• [Request]: Please return the full listing below without altering anything.

• [Raw data]:
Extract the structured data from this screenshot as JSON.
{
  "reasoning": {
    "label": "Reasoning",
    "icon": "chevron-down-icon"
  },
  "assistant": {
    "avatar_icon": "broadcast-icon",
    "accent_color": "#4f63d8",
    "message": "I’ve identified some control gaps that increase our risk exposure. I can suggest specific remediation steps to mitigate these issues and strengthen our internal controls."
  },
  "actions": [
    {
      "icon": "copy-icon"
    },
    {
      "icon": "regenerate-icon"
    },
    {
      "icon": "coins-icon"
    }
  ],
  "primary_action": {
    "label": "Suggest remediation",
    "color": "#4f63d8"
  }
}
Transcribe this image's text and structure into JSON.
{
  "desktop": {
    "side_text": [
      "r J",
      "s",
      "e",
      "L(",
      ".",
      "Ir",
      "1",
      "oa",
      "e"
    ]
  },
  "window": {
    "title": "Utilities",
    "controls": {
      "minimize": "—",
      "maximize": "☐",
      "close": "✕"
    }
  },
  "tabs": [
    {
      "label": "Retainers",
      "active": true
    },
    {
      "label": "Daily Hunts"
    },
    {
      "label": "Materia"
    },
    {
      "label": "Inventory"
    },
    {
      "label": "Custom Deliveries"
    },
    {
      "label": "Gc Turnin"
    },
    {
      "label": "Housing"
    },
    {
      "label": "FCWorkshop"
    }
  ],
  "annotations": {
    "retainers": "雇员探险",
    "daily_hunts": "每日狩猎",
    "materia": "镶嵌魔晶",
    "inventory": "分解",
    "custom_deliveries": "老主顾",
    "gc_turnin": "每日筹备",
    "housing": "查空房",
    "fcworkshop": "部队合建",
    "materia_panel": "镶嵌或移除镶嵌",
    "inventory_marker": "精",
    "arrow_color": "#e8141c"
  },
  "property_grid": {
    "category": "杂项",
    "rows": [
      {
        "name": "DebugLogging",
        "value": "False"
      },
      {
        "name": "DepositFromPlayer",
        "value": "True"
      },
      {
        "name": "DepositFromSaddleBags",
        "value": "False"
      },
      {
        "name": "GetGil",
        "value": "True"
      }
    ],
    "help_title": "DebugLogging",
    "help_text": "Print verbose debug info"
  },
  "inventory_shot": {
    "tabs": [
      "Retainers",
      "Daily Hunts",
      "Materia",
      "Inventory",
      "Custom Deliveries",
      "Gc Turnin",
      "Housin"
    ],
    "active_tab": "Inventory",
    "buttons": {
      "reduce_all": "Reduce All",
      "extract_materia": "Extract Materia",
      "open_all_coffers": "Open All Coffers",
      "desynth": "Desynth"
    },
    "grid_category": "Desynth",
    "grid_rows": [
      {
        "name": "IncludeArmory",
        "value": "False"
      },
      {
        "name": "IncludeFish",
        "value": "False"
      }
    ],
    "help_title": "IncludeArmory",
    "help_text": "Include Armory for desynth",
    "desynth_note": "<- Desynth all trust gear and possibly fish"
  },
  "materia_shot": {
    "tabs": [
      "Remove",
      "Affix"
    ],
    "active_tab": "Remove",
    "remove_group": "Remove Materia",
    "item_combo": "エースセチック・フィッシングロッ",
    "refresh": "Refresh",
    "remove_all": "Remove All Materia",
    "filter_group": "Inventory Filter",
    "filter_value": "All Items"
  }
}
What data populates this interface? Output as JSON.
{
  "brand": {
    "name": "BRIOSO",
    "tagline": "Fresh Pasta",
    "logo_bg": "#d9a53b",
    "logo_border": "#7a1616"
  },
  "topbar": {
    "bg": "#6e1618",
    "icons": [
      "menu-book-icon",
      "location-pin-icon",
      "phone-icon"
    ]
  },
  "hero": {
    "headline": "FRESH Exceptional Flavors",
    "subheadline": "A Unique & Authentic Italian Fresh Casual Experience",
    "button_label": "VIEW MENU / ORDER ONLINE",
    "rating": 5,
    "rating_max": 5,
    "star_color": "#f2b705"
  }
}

• [Answer to this exercise]:
Extract the structured data from this screenshot as JSON.
{
  "reasoning": {
    "label": "Reasoning",
    "icon": "chevron-down-icon"
  },
  "assistant": {
    "avatar_icon": "broadcast-icon",
    "accent_color": "#4f63d8",
    "message": "I’ve identified some control gaps that increase our risk exposure. I can suggest specific remediation steps to mitigate these issues and strengthen our internal controls."
  },
  "actions": [
    {
      "icon": "copy-icon"
    },
    {
      "icon": "regenerate-icon"
    },
    {
      "icon": "coins-icon"
    }
  ],
  "primary_action": {
    "label": "Suggest remediation",
    "color": "#4f63d8"
  }
}
Transcribe this image's text and structure into JSON.
{
  "desktop": {
    "side_text": [
      "r J",
      "s",
      "e",
      "L(",
      ".",
      "Ir",
      "1",
      "oa",
      "e"
    ]
  },
  "window": {
    "title": "Utilities",
    "controls": {
      "minimize": "—",
      "maximize": "☐",
      "close": "✕"
    }
  },
  "tabs": [
    {
      "label": "Retainers",
      "active": true
    },
    {
      "label": "Daily Hunts"
    },
    {
      "label": "Materia"
    },
    {
      "label": "Inventory"
    },
    {
      "label": "Custom Deliveries"
    },
    {
      "label": "Gc Turnin"
    },
    {
      "label": "Housing"
    },
    {
      "label": "FCWorkshop"
    }
  ],
  "annotations": {
    "retainers": "雇员探险",
    "daily_hunts": "每日狩猎",
    "materia": "镶嵌魔晶",
    "inventory": "分解",
    "custom_deliveries": "老主顾",
    "gc_turnin": "每日筹备",
    "housing": "查空房",
    "fcworkshop": "部队合建",
    "materia_panel": "镶嵌或移除镶嵌",
    "inventory_marker": "精",
    "arrow_color": "#e8141c"
  },
  "property_grid": {
    "category": "杂项",
    "rows": [
      {
        "name": "DebugLogging",
        "value": "False"
      },
      {
        "name": "DepositFromPlayer",
        "value": "True"
      },
      {
        "name": "DepositFromSaddleBags",
        "value": "False"
      },
      {
        "name": "GetGil",
        "value": "True"
      }
    ],
    "help_title": "DebugLogging",
    "help_text": "Print verbose debug info"
  },
  "inventory_shot": {
    "tabs": [
      "Retainers",
      "Daily Hunts",
      "Materia",
      "Inventory",
      "Custom Deliveries",
      "Gc Turnin",
      "Housin"
    ],
    "active_tab": "Inventory",
    "buttons": {
      "reduce_all": "Reduce All",
      "extract_materia": "Extract Materia",
      "open_all_coffers": "Open All Coffers",
      "desynth": "Desynth"
    },
    "grid_category": "Desynth",
    "grid_rows": [
      {
        "name": "IncludeArmory",
        "value": "False"
      },
      {
        "name": "IncludeFish",
        "value": "False"
      }
    ],
    "help_title": "IncludeArmory",
    "help_text": "Include Armory for desynth",
    "desynth_note": "<- Desynth all trust gear and possibly fish"
  },
  "materia_shot": {
    "tabs": [
      "Remove",
      "Affix"
    ],
    "active_tab": "Remove",
    "remove_group": "Remove Materia",
    "item_combo": "エースセチック・フィッシングロッ",
    "refresh": "Refresh",
    "remove_all": "Remove All Materia",
    "filter_group": "Inventory Filter",
    "filter_value": "All Items"
  }
}
What data populates this interface? Output as JSON.
{
  "brand": {
    "name": "BRIOSO",
    "tagline": "Fresh Pasta",
    "logo_bg": "#d9a53b",
    "logo_border": "#7a1616"
  },
  "topbar": {
    "bg": "#6e1618",
    "icons": [
      "menu-book-icon",
      "location-pin-icon",
      "phone-icon"
    ]
  },
  "hero": {
    "headline": "FRESH Exceptional Flavors",
    "subheadline": "A Unique & Authentic Italian Fresh Casual Experience",
    "button_label": "VIEW MENU / ORDER ONLINE",
    "rating": 5,
    "rating_max": 5,
    "star_color": "#f2b705"
  }
}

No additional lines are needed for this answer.